> _EXERCISE INPUT_
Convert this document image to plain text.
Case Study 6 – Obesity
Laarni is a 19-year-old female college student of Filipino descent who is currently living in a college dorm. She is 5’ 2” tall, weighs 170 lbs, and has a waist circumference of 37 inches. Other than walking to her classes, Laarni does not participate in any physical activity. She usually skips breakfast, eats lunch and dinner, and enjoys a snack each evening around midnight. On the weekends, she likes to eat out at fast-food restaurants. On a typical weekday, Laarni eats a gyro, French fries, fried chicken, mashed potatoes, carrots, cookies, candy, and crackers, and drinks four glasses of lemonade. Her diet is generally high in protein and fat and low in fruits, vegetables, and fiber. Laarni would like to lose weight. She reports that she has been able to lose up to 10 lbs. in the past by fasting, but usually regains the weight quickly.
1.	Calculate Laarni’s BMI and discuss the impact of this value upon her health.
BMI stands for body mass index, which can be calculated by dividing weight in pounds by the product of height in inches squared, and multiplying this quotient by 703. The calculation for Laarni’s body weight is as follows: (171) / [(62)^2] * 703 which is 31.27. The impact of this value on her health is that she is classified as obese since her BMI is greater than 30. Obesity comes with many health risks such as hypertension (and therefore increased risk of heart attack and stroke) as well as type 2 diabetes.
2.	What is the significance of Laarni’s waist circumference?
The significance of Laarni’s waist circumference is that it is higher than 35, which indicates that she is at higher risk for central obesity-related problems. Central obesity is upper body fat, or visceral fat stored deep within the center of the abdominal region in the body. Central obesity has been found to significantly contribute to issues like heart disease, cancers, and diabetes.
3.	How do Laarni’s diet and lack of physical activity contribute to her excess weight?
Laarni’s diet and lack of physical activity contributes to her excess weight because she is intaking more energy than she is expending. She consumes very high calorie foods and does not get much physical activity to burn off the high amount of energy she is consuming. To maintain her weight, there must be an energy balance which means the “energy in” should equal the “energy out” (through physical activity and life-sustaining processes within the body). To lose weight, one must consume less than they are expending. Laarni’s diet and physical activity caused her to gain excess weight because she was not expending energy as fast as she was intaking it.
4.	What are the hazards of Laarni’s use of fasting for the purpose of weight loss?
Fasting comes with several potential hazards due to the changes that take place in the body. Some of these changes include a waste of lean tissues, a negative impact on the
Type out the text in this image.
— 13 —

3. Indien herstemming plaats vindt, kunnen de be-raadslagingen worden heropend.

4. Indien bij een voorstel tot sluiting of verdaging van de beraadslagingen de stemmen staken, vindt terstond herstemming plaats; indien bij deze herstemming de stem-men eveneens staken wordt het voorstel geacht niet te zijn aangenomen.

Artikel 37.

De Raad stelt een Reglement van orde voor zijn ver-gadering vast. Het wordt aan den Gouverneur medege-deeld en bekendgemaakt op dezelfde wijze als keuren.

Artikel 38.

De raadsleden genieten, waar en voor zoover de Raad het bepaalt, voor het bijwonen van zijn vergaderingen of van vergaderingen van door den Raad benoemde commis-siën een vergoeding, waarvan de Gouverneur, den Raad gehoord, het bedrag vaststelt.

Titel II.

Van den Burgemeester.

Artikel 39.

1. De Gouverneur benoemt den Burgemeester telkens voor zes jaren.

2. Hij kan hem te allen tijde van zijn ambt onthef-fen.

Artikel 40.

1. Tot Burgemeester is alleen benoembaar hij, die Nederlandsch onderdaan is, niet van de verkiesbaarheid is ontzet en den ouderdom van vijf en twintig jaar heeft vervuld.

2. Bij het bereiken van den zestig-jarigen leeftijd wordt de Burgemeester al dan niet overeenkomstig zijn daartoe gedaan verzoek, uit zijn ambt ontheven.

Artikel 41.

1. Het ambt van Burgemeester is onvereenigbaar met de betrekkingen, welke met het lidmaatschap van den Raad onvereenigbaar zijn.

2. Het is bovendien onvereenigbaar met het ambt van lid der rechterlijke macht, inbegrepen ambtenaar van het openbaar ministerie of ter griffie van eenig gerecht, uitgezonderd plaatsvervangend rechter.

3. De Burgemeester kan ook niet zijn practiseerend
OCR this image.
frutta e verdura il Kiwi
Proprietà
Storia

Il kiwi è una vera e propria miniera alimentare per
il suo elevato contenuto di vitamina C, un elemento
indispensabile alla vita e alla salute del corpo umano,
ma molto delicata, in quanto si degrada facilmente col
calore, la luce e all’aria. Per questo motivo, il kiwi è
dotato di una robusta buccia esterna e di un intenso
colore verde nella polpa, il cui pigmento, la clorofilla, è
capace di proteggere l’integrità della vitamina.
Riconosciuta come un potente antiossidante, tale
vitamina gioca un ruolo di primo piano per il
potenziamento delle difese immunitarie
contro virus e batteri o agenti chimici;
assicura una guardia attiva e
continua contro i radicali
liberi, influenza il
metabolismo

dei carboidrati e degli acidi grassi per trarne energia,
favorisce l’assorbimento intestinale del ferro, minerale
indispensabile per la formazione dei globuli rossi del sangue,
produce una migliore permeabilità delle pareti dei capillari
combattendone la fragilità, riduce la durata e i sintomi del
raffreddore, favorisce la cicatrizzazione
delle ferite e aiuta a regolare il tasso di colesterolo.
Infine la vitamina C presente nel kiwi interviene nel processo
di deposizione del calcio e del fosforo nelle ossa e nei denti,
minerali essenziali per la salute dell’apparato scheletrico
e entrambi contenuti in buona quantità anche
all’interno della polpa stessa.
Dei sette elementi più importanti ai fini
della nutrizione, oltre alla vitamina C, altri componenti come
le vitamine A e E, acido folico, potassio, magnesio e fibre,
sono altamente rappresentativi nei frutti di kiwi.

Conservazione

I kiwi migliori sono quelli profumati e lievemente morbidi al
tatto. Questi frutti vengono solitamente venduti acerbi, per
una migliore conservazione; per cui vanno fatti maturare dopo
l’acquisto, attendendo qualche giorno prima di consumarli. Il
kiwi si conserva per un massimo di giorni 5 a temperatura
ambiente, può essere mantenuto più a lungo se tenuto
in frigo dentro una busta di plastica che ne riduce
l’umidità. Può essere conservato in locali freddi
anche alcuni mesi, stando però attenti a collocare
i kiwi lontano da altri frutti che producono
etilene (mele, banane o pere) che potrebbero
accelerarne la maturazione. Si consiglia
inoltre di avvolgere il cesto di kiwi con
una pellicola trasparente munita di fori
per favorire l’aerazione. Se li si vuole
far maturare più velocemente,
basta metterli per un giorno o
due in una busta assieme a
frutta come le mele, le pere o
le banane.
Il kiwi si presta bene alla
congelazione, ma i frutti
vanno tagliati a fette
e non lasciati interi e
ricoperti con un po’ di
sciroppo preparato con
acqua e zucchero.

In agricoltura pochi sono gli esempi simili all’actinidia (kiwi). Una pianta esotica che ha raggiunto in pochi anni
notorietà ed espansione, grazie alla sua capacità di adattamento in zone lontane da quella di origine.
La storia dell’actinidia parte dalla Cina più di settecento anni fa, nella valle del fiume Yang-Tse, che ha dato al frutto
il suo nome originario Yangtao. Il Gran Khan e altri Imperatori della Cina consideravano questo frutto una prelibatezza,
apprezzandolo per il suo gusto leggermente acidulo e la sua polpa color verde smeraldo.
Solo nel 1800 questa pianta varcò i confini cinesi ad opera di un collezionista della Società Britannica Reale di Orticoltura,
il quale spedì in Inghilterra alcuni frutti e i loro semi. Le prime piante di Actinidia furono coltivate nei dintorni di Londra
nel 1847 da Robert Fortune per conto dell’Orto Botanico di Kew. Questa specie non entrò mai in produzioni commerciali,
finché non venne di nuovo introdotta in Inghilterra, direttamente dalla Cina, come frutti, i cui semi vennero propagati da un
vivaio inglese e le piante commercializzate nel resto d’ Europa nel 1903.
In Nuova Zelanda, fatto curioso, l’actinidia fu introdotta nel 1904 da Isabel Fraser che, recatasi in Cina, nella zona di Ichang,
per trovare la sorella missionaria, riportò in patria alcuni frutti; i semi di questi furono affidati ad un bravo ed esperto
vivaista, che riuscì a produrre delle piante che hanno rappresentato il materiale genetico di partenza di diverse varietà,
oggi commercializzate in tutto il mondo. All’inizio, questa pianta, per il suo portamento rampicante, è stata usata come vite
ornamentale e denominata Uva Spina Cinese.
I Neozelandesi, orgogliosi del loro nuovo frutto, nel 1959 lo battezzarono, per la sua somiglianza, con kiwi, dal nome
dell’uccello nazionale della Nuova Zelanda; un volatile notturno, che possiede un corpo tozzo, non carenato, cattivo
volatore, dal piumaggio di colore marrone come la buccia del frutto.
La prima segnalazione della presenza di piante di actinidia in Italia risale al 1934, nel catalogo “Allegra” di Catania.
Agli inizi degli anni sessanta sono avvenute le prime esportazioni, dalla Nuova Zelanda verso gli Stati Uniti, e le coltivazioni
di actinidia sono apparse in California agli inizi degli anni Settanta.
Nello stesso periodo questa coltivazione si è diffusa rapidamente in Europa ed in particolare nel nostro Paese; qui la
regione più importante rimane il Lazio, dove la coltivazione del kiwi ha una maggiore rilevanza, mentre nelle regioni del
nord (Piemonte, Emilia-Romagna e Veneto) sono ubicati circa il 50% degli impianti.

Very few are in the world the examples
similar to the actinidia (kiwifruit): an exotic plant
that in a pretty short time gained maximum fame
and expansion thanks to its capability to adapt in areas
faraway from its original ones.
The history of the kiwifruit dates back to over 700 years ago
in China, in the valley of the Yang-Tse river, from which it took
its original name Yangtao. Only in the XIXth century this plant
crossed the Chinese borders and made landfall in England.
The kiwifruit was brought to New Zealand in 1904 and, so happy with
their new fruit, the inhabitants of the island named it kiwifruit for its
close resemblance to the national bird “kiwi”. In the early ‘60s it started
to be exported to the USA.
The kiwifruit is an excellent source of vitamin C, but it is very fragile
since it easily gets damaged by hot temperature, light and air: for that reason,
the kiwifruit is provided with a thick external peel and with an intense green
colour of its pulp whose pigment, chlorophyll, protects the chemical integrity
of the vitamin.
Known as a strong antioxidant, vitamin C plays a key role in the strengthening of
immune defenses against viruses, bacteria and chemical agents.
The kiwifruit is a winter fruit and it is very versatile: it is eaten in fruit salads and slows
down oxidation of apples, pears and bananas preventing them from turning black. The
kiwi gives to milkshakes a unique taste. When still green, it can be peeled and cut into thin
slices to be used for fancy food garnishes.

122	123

> _YOUR TASK_
How many lines in the data above contain the word "questo"? Reply with only that figure.

> _SOLVED EXERCISE_
2